§ **TASK TO CARRY OUT**
Gather every line from the entries below that includes "type".

>> Begin AVAILABLE RECORDS

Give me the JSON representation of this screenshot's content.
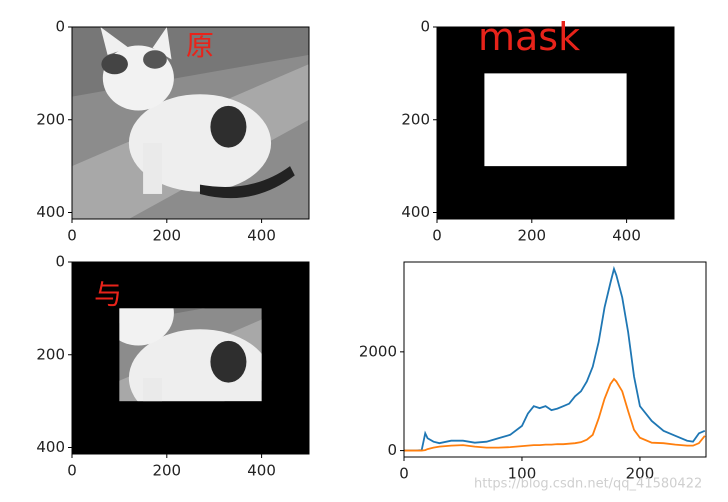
{
  "chart_data": [
    {
      "type": "image",
      "annotation": "原",
      "xlim": [
        0,
        500
      ],
      "ylim": [
        414,
        0
      ],
      "xticks": [
        0,
        200,
        400
      ],
      "yticks": [
        0,
        200,
        400
      ]
    },
    {
      "type": "mask",
      "annotation": "mask",
      "xlim": [
        0,
        500
      ],
      "ylim": [
        414,
        0
      ],
      "xticks": [
        0,
        200,
        400
      ],
      "yticks": [
        0,
        200,
        400
      ],
      "mask_x": [
        100,
        400
      ],
      "mask_y": [
        100,
        300
      ]
    },
    {
      "type": "masked-image",
      "annotation": "与",
      "xlim": [
        0,
        500
      ],
      "ylim": [
        414,
        0
      ],
      "xticks": [
        0,
        200,
        400
      ],
      "yticks": [
        0,
        200,
        400
      ],
      "mask_x": [
        100,
        400
      ],
      "mask_y": [
        100,
        300
      ]
    },
    {
      "type": "line",
      "xlim": [
        0,
        256
      ],
      "ylim": [
        -130,
        3820
      ],
      "xticks": [
        0,
        100,
        200
      ],
      "yticks": [
        0,
        2000
      ],
      "x": [
        0,
        10,
        15,
        18,
        20,
        25,
        30,
        40,
        50,
        60,
        70,
        80,
        90,
        100,
        105,
        110,
        115,
        120,
        125,
        130,
        135,
        140,
        145,
        150,
        155,
        160,
        165,
        170,
        175,
        178,
        180,
        185,
        190,
        195,
        200,
        210,
        220,
        230,
        240,
        245,
        250,
        255
      ],
      "series": [
        {
          "color": "#1f77b4",
          "values": [
            0,
            0,
            10,
            350,
            250,
            180,
            150,
            200,
            200,
            160,
            180,
            250,
            320,
            500,
            750,
            900,
            860,
            900,
            820,
            850,
            900,
            950,
            1100,
            1200,
            1400,
            1700,
            2200,
            2900,
            3400,
            3680,
            3550,
            3100,
            2400,
            1500,
            900,
            600,
            400,
            300,
            200,
            180,
            350,
            400
          ]
        },
        {
          "color": "#ff7f0e",
          "values": [
            0,
            0,
            0,
            10,
            30,
            60,
            80,
            100,
            110,
            80,
            60,
            60,
            70,
            90,
            100,
            110,
            110,
            120,
            120,
            130,
            130,
            140,
            150,
            170,
            220,
            320,
            650,
            1050,
            1350,
            1450,
            1400,
            1200,
            800,
            420,
            260,
            160,
            150,
            120,
            100,
            100,
            150,
            300
          ]
        }
      ]
    }
  ],
  "watermark": "https://blog.csdn.net/qq_41580422"
}
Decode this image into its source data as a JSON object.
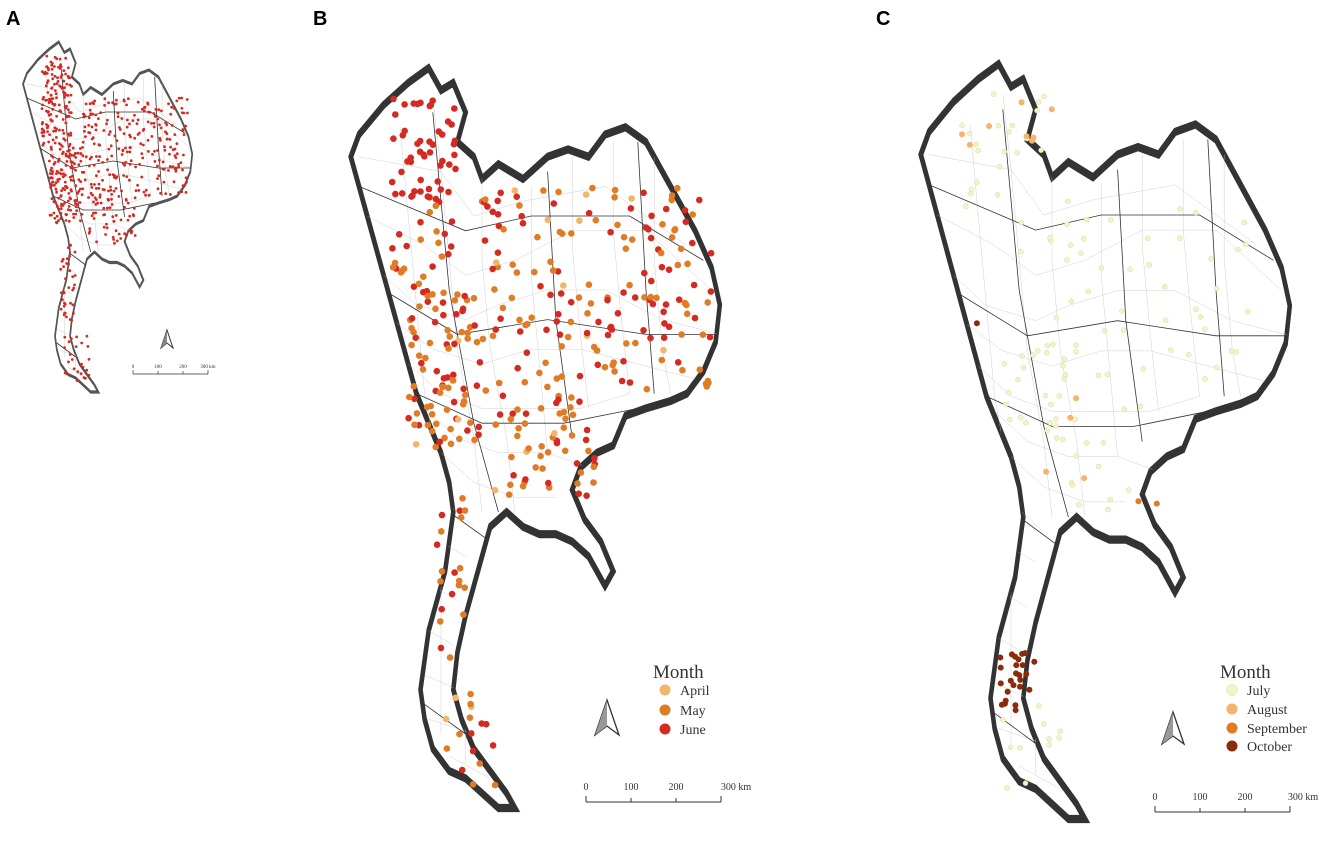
{
  "panels": [
    {
      "label": "A",
      "legend": null,
      "scale": {
        "ticks": [
          "0",
          "100",
          "200",
          "300 km"
        ]
      }
    },
    {
      "label": "B",
      "legend": {
        "title": "Month",
        "entries": [
          {
            "label": "April",
            "color": "#f4b46a"
          },
          {
            "label": "May",
            "color": "#e07b26"
          },
          {
            "label": "June",
            "color": "#d42a22"
          }
        ]
      },
      "scale": {
        "ticks": [
          "0",
          "100",
          "200",
          "300 km"
        ]
      }
    },
    {
      "label": "C",
      "legend": {
        "title": "Month",
        "entries": [
          {
            "label": "July",
            "color": "#f3f3c8"
          },
          {
            "label": "August",
            "color": "#f4b46a"
          },
          {
            "label": "September",
            "color": "#e07b26"
          },
          {
            "label": "October",
            "color": "#8c2a0c"
          }
        ]
      },
      "scale": {
        "ticks": [
          "0",
          "100",
          "200",
          "300 km"
        ]
      }
    }
  ],
  "colors": {
    "all_cases": "#d42a22",
    "border": "#333333",
    "subdivision": "#bbbbbb"
  }
}
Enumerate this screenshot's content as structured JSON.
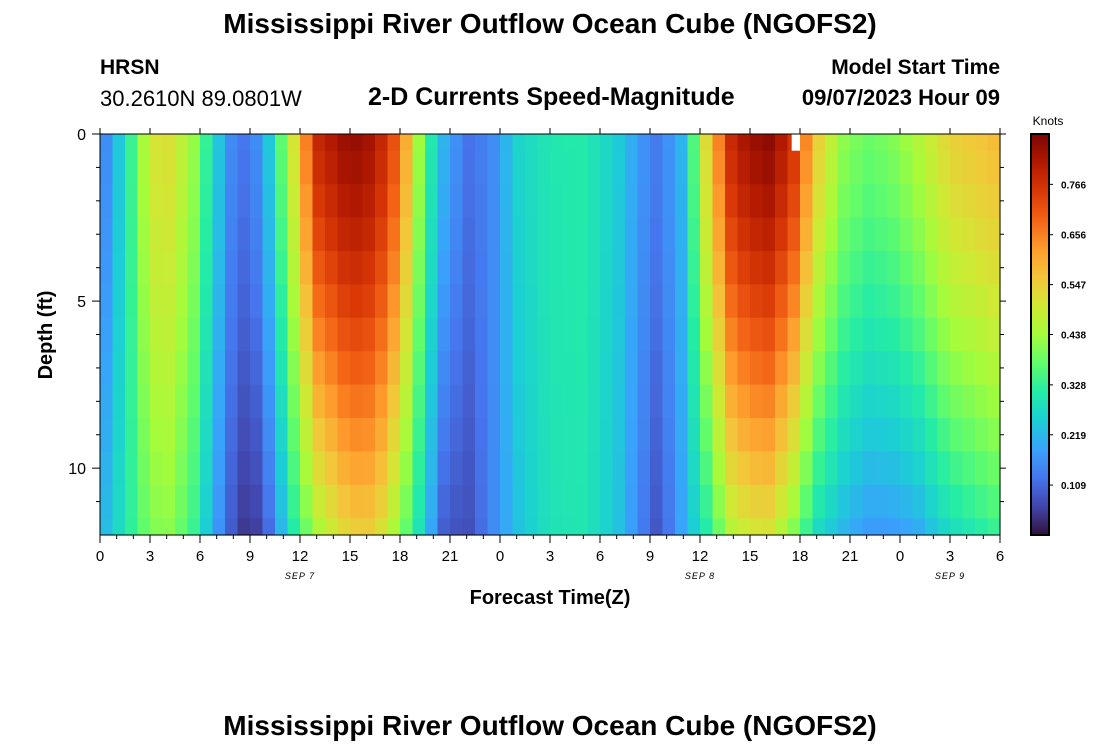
{
  "header": {
    "title": "Mississippi River Outflow Ocean Cube (NGOFS2)",
    "station": "HRSN",
    "coords": "30.2610N  89.0801W",
    "subtitle": "2-D Currents Speed-Magnitude",
    "model_start_label": "Model Start Time",
    "model_start_value": "09/07/2023 Hour 09"
  },
  "footer": {
    "title": "Mississippi River Outflow Ocean Cube (NGOFS2)"
  },
  "colors": {
    "colormap": [
      "#30123b",
      "#4145ab",
      "#4675ed",
      "#39a2fc",
      "#1bcfd4",
      "#24eca6",
      "#61fc6c",
      "#a4fc3b",
      "#d1e834",
      "#f3c63a",
      "#fe9b2d",
      "#f36315",
      "#d93806",
      "#b11901",
      "#7a0403"
    ],
    "missing": "#ffffff"
  },
  "chart_data": {
    "type": "heatmap",
    "xlabel": "Forecast Time(Z)",
    "ylabel": "Depth (ft)",
    "xlim": [
      0,
      54
    ],
    "ylim": [
      0,
      12
    ],
    "y_inverted": true,
    "x_tick_labels": [
      "0",
      "3",
      "6",
      "9",
      "12",
      "15",
      "18",
      "21",
      "0",
      "3",
      "6",
      "9",
      "12",
      "15",
      "18",
      "21",
      "0",
      "3",
      "6"
    ],
    "x_tick_hours": [
      0,
      3,
      6,
      9,
      12,
      15,
      18,
      21,
      24,
      27,
      30,
      33,
      36,
      39,
      42,
      45,
      48,
      51,
      54
    ],
    "date_labels": [
      {
        "label": "SEP 7",
        "hour": 12
      },
      {
        "label": "SEP 8",
        "hour": 36
      },
      {
        "label": "SEP 9",
        "hour": 51
      }
    ],
    "y_tick_labels": [
      "0",
      "5",
      "10"
    ],
    "y_tick_values": [
      0,
      5,
      10
    ],
    "colorbar": {
      "title": "Knots",
      "range": [
        0,
        0.876
      ],
      "tick_labels": [
        "0.766",
        "0.656",
        "0.547",
        "0.438",
        "0.328",
        "0.219",
        "0.109"
      ],
      "tick_values": [
        0.766,
        0.656,
        0.547,
        0.438,
        0.328,
        0.219,
        0.109
      ]
    },
    "grid": {
      "dx_hours": 0.75,
      "depths": [
        0,
        1,
        2,
        3,
        4,
        5,
        6,
        7,
        8,
        9,
        10,
        11,
        12
      ]
    },
    "speed_profiles": [
      {
        "hour": 0,
        "surface": 0.12,
        "bottom": 0.2
      },
      {
        "hour": 1.5,
        "surface": 0.28,
        "bottom": 0.3
      },
      {
        "hour": 3,
        "surface": 0.5,
        "bottom": 0.4
      },
      {
        "hour": 4,
        "surface": 0.52,
        "bottom": 0.42
      },
      {
        "hour": 5.5,
        "surface": 0.44,
        "bottom": 0.35
      },
      {
        "hour": 7,
        "surface": 0.25,
        "bottom": 0.18
      },
      {
        "hour": 8,
        "surface": 0.14,
        "bottom": 0.08
      },
      {
        "hour": 9,
        "surface": 0.12,
        "bottom": 0.03
      },
      {
        "hour": 10,
        "surface": 0.22,
        "bottom": 0.1
      },
      {
        "hour": 11.5,
        "surface": 0.48,
        "bottom": 0.3
      },
      {
        "hour": 13,
        "surface": 0.78,
        "bottom": 0.45
      },
      {
        "hour": 15,
        "surface": 0.85,
        "bottom": 0.55
      },
      {
        "hour": 16.5,
        "surface": 0.82,
        "bottom": 0.55
      },
      {
        "hour": 18,
        "surface": 0.68,
        "bottom": 0.42
      },
      {
        "hour": 19.5,
        "surface": 0.35,
        "bottom": 0.25
      },
      {
        "hour": 20.5,
        "surface": 0.22,
        "bottom": 0.1
      },
      {
        "hour": 22,
        "surface": 0.12,
        "bottom": 0.07
      },
      {
        "hour": 23.5,
        "surface": 0.15,
        "bottom": 0.15
      },
      {
        "hour": 25,
        "surface": 0.26,
        "bottom": 0.23
      },
      {
        "hour": 27,
        "surface": 0.3,
        "bottom": 0.29
      },
      {
        "hour": 29,
        "surface": 0.31,
        "bottom": 0.3
      },
      {
        "hour": 31,
        "surface": 0.25,
        "bottom": 0.24
      },
      {
        "hour": 32.5,
        "surface": 0.17,
        "bottom": 0.14
      },
      {
        "hour": 33.5,
        "surface": 0.13,
        "bottom": 0.08
      },
      {
        "hour": 35,
        "surface": 0.22,
        "bottom": 0.2
      },
      {
        "hour": 36.5,
        "surface": 0.55,
        "bottom": 0.32
      },
      {
        "hour": 38,
        "surface": 0.8,
        "bottom": 0.48
      },
      {
        "hour": 40,
        "surface": 0.86,
        "bottom": 0.52
      },
      {
        "hour": 41.5,
        "surface": 0.78,
        "bottom": 0.42
      },
      {
        "hour": 43,
        "surface": 0.55,
        "bottom": 0.28
      },
      {
        "hour": 44.5,
        "surface": 0.42,
        "bottom": 0.22
      },
      {
        "hour": 46,
        "surface": 0.38,
        "bottom": 0.18
      },
      {
        "hour": 47.5,
        "surface": 0.4,
        "bottom": 0.18
      },
      {
        "hour": 49,
        "surface": 0.45,
        "bottom": 0.2
      },
      {
        "hour": 51,
        "surface": 0.54,
        "bottom": 0.28
      },
      {
        "hour": 54,
        "surface": 0.58,
        "bottom": 0.34
      }
    ],
    "missing_cell": {
      "hour_start": 41.5,
      "hour_end": 42,
      "depth_start": 0,
      "depth_end": 0.5
    }
  }
}
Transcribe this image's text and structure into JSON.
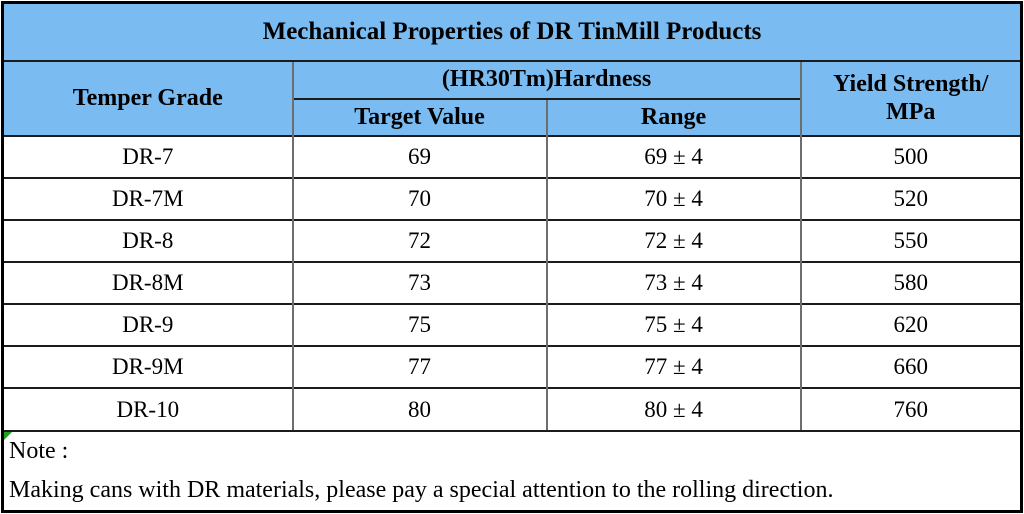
{
  "title": "Mechanical Properties of DR TinMill Products",
  "table": {
    "headers": {
      "temper_grade": "Temper Grade",
      "hardness_group": "(HR30Tm)Hardness",
      "target_value": "Target Value",
      "range": "Range",
      "yield_strength_line1": "Yield Strength/",
      "yield_strength_line2": "MPa"
    },
    "rows": [
      {
        "grade": "DR-7",
        "target": "69",
        "range": "69 ± 4",
        "yield": "500"
      },
      {
        "grade": "DR-7M",
        "target": "70",
        "range": "70 ± 4",
        "yield": "520"
      },
      {
        "grade": "DR-8",
        "target": "72",
        "range": "72 ± 4",
        "yield": "550"
      },
      {
        "grade": "DR-8M",
        "target": "73",
        "range": "73 ± 4",
        "yield": "580"
      },
      {
        "grade": "DR-9",
        "target": "75",
        "range": "75 ± 4",
        "yield": "620"
      },
      {
        "grade": "DR-9M",
        "target": "77",
        "range": "77 ± 4",
        "yield": "660"
      },
      {
        "grade": "DR-10",
        "target": "80",
        "range": "80 ± 4",
        "yield": "760"
      }
    ]
  },
  "note": {
    "label": "Note :",
    "text": "Making cans with DR materials, please pay a special attention to the rolling direction."
  },
  "colors": {
    "header_bg": "#7abcf2",
    "border_outer": "#000000",
    "grid_horizontal": "#1b1b1b",
    "grid_vertical": "#6e6e6e",
    "text": "#000000",
    "note_flag_green": "#1f9e1f"
  }
}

>> End AVAILABLE RECORDS

§ **TASK RESULT**
      "type": "image",
      "type": "mask",
      "type": "masked-image",
      "type": "line",
    "type": "heatmap",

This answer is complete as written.